_What you should do_. Present the following data again exactly as it is shown.

# Start of Provided records

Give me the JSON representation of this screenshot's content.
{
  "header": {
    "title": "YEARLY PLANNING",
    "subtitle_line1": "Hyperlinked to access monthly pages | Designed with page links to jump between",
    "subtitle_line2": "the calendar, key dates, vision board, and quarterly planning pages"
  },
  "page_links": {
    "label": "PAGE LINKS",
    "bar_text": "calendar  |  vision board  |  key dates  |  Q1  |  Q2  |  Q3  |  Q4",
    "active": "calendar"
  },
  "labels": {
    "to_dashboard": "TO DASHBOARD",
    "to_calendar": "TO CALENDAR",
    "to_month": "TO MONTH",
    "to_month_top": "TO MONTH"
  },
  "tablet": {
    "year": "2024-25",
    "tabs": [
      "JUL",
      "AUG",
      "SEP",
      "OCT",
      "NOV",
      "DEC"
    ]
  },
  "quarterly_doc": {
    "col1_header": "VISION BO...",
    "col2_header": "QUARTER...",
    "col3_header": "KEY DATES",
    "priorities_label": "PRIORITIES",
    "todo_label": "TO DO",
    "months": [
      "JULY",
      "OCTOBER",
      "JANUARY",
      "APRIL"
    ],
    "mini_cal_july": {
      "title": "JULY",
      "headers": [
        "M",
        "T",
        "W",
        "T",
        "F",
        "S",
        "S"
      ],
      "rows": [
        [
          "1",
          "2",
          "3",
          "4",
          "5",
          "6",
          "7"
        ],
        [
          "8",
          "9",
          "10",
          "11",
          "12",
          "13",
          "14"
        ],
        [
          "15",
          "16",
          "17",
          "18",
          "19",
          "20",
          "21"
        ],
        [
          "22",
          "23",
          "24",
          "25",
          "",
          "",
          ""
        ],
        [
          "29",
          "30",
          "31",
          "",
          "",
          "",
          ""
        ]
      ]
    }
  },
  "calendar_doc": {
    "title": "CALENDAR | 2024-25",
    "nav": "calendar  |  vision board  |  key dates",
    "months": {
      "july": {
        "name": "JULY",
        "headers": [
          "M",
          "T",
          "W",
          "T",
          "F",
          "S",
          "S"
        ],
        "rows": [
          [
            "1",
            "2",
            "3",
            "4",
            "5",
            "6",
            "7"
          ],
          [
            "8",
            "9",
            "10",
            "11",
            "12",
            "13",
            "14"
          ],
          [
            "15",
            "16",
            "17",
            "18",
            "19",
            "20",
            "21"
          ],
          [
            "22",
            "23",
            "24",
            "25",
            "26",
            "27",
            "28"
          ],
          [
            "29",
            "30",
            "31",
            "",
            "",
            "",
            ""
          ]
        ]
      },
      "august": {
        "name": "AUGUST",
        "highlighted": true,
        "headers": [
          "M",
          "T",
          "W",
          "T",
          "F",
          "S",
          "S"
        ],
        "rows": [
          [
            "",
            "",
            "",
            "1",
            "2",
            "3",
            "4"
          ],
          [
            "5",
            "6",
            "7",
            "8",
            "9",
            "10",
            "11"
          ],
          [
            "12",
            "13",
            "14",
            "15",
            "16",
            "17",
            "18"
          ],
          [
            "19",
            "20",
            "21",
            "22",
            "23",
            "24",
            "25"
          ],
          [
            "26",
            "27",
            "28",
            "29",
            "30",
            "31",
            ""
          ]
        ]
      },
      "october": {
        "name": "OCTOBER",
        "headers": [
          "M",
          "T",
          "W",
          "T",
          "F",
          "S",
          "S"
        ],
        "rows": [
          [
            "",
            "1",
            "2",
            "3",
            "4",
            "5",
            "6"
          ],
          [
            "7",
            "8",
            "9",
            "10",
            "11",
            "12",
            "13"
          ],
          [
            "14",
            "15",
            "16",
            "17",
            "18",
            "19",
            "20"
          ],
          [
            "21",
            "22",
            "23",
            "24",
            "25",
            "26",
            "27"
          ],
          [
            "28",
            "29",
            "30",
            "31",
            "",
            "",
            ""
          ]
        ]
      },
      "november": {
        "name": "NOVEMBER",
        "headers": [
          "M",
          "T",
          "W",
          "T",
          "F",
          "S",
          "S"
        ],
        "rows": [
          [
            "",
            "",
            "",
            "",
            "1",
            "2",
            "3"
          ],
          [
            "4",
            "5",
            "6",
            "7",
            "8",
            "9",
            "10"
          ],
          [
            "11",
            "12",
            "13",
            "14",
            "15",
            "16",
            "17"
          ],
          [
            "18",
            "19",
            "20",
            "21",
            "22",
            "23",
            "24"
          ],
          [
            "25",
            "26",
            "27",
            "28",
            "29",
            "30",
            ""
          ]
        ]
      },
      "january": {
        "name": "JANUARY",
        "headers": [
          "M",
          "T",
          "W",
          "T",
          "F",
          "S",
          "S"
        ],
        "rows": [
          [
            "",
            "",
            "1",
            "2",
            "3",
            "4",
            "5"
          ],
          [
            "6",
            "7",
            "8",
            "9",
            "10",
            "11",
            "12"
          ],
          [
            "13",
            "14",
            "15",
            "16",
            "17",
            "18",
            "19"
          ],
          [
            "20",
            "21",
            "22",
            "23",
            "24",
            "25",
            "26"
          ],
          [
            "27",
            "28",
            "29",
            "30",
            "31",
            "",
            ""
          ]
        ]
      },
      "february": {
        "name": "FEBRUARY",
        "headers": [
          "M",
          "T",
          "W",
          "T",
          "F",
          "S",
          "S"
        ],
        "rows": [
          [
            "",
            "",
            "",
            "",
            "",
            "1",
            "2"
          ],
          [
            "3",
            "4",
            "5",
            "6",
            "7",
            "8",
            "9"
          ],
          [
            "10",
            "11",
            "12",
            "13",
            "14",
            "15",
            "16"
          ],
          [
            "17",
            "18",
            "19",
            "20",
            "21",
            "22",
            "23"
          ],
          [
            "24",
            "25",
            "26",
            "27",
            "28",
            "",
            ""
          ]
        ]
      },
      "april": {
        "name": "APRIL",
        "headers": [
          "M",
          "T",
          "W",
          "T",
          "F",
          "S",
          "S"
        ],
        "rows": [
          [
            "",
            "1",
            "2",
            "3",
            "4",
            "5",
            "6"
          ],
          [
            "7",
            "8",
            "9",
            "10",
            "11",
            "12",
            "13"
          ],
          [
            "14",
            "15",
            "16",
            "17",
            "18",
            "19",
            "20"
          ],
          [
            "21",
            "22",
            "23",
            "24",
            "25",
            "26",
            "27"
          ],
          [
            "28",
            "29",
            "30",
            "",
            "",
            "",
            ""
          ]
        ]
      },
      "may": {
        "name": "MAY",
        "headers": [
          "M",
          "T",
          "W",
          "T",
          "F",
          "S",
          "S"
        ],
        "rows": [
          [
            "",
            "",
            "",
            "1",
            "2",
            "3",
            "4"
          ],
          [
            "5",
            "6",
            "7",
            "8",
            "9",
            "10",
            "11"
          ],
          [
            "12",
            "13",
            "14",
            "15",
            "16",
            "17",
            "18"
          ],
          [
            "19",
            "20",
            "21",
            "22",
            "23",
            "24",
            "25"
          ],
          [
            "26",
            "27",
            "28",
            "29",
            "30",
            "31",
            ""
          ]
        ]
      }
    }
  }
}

# End of Provided records

_Finished exercise_.
Give me the JSON representation of this screenshot's content.
{
  "header": {
    "title": "YEARLY PLANNING",
    "subtitle_line1": "Hyperlinked to access monthly pages | Designed with page links to jump between",
    "subtitle_line2": "the calendar, key dates, vision board, and quarterly planning pages"
  },
  "page_links": {
    "label": "PAGE LINKS",
    "bar_text": "calendar  |  vision board  |  key dates  |  Q1  |  Q2  |  Q3  |  Q4",
    "active": "calendar"
  },
  "labels": {
    "to_dashboard": "TO DASHBOARD",
    "to_calendar": "TO CALENDAR",
    "to_month": "TO MONTH",
    "to_month_top": "TO MONTH"
  },
  "tablet": {
    "year": "2024-25",
    "tabs": [
      "JUL",
      "AUG",
      "SEP",
      "OCT",
      "NOV",
      "DEC"
    ]
  },
  "quarterly_doc": {
    "col1_header": "VISION BO...",
    "col2_header": "QUARTER...",
    "col3_header": "KEY DATES",
    "priorities_label": "PRIORITIES",
    "todo_label": "TO DO",
    "months": [
      "JULY",
      "OCTOBER",
      "JANUARY",
      "APRIL"
    ],
    "mini_cal_july": {
      "title": "JULY",
      "headers": [
        "M",
        "T",
        "W",
        "T",
        "F",
        "S",
        "S"
      ],
      "rows": [
        [
          "1",
          "2",
          "3",
          "4",
          "5",
          "6",
          "7"
        ],
        [
          "8",
          "9",
          "10",
          "11",
          "12",
          "13",
          "14"
        ],
        [
          "15",
          "16",
          "17",
          "18",
          "19",
          "20",
          "21"
        ],
        [
          "22",
          "23",
          "24",
          "25",
          "",
          "",
          ""
        ],
        [
          "29",
          "30",
          "31",
          "",
          "",
          "",
          ""
        ]
      ]
    }
  },
  "calendar_doc": {
    "title": "CALENDAR | 2024-25",
    "nav": "calendar  |  vision board  |  key dates",
    "months": {
      "july": {
        "name": "JULY",
        "headers": [
          "M",
          "T",
          "W",
          "T",
          "F",
          "S",
          "S"
        ],
        "rows": [
          [
            "1",
            "2",
            "3",
            "4",
            "5",
            "6",
            "7"
          ],
          [
            "8",
            "9",
            "10",
            "11",
            "12",
            "13",
            "14"
          ],
          [
            "15",
            "16",
            "17",
            "18",
            "19",
            "20",
            "21"
          ],
          [
            "22",
            "23",
            "24",
            "25",
            "26",
            "27",
            "28"
          ],
          [
            "29",
            "30",
            "31",
            "",
            "",
            "",
            ""
          ]
        ]
      },
      "august": {
        "name": "AUGUST",
        "highlighted": true,
        "headers": [
          "M",
          "T",
          "W",
          "T",
          "F",
          "S",
          "S"
        ],
        "rows": [
          [
            "",
            "",
            "",
            "1",
            "2",
            "3",
            "4"
          ],
          [
            "5",
            "6",
            "7",
            "8",
            "9",
            "10",
            "11"
          ],
          [
            "12",
            "13",
            "14",
            "15",
            "16",
            "17",
            "18"
          ],
          [
            "19",
            "20",
            "21",
            "22",
            "23",
            "24",
            "25"
          ],
          [
            "26",
            "27",
            "28",
            "29",
            "30",
            "31",
            ""
          ]
        ]
      },
      "october": {
        "name": "OCTOBER",
        "headers": [
          "M",
          "T",
          "W",
          "T",
          "F",
          "S",
          "S"
        ],
        "rows": [
          [
            "",
            "1",
            "2",
            "3",
            "4",
            "5",
            "6"
          ],
          [
            "7",
            "8",
            "9",
            "10",
            "11",
            "12",
            "13"
          ],
          [
            "14",
            "15",
            "16",
            "17",
            "18",
            "19",
            "20"
          ],
          [
            "21",
            "22",
            "23",
            "24",
            "25",
            "26",
            "27"
          ],
          [
            "28",
            "29",
            "30",
            "31",
            "",
            "",
            ""
          ]
        ]
      },
      "november": {
        "name": "NOVEMBER",
        "headers": [
          "M",
          "T",
          "W",
          "T",
          "F",
          "S",
          "S"
        ],
        "rows": [
          [
            "",
            "",
            "",
            "",
            "1",
            "2",
            "3"
          ],
          [
            "4",
            "5",
            "6",
            "7",
            "8",
            "9",
            "10"
          ],
          [
            "11",
            "12",
            "13",
            "14",
            "15",
            "16",
            "17"
          ],
          [
            "18",
            "19",
            "20",
            "21",
            "22",
            "23",
            "24"
          ],
          [
            "25",
            "26",
            "27",
            "28",
            "29",
            "30",
            ""
          ]
        ]
      },
      "january": {
        "name": "JANUARY",
        "headers": [
          "M",
          "T",
          "W",
          "T",
          "F",
          "S",
          "S"
        ],
        "rows": [
          [
            "",
            "",
            "1",
            "2",
            "3",
            "4",
            "5"
          ],
          [
            "6",
            "7",
            "8",
            "9",
            "10",
            "11",
            "12"
          ],
          [
            "13",
            "14",
            "15",
            "16",
            "17",
            "18",
            "19"
          ],
          [
            "20",
            "21",
            "22",
            "23",
            "24",
            "25",
            "26"
          ],
          [
            "27",
            "28",
            "29",
            "30",
            "31",
            "",
            ""
          ]
        ]
      },
      "february": {
        "name": "FEBRUARY",
        "headers": [
          "M",
          "T",
          "W",
          "T",
          "F",
          "S",
          "S"
        ],
        "rows": [
          [
            "",
            "",
            "",
            "",
            "",
            "1",
            "2"
          ],
          [
            "3",
            "4",
            "5",
            "6",
            "7",
            "8",
            "9"
          ],
          [
            "10",
            "11",
            "12",
            "13",
            "14",
            "15",
            "16"
          ],
          [
            "17",
            "18",
            "19",
            "20",
            "21",
            "22",
            "23"
          ],
          [
            "24",
            "25",
            "26",
            "27",
            "28",
            "",
            ""
          ]
        ]
      },
      "april": {
        "name": "APRIL",
        "headers": [
          "M",
          "T",
          "W",
          "T",
          "F",
          "S",
          "S"
        ],
        "rows": [
          [
            "",
            "1",
            "2",
            "3",
            "4",
            "5",
            "6"
          ],
          [
            "7",
            "8",
            "9",
            "10",
            "11",
            "12",
            "13"
          ],
          [
            "14",
            "15",
            "16",
            "17",
            "18",
            "19",
            "20"
          ],
          [
            "21",
            "22",
            "23",
            "24",
            "25",
            "26",
            "27"
          ],
          [
            "28",
            "29",
            "30",
            "",
            "",
            "",
            ""
          ]
        ]
      },
      "may": {
        "name": "MAY",
        "headers": [
          "M",
          "T",
          "W",
          "T",
          "F",
          "S",
          "S"
        ],
        "rows": [
          [
            "",
            "",
            "",
            "1",
            "2",
            "3",
            "4"
          ],
          [
            "5",
            "6",
            "7",
            "8",
            "9",
            "10",
            "11"
          ],
          [
            "12",
            "13",
            "14",
            "15",
            "16",
            "17",
            "18"
          ],
          [
            "19",
            "20",
            "21",
            "22",
            "23",
            "24",
            "25"
          ],
          [
            "26",
            "27",
            "28",
            "29",
            "30",
            "31",
            ""
          ]
        ]
      }
    }
  }
}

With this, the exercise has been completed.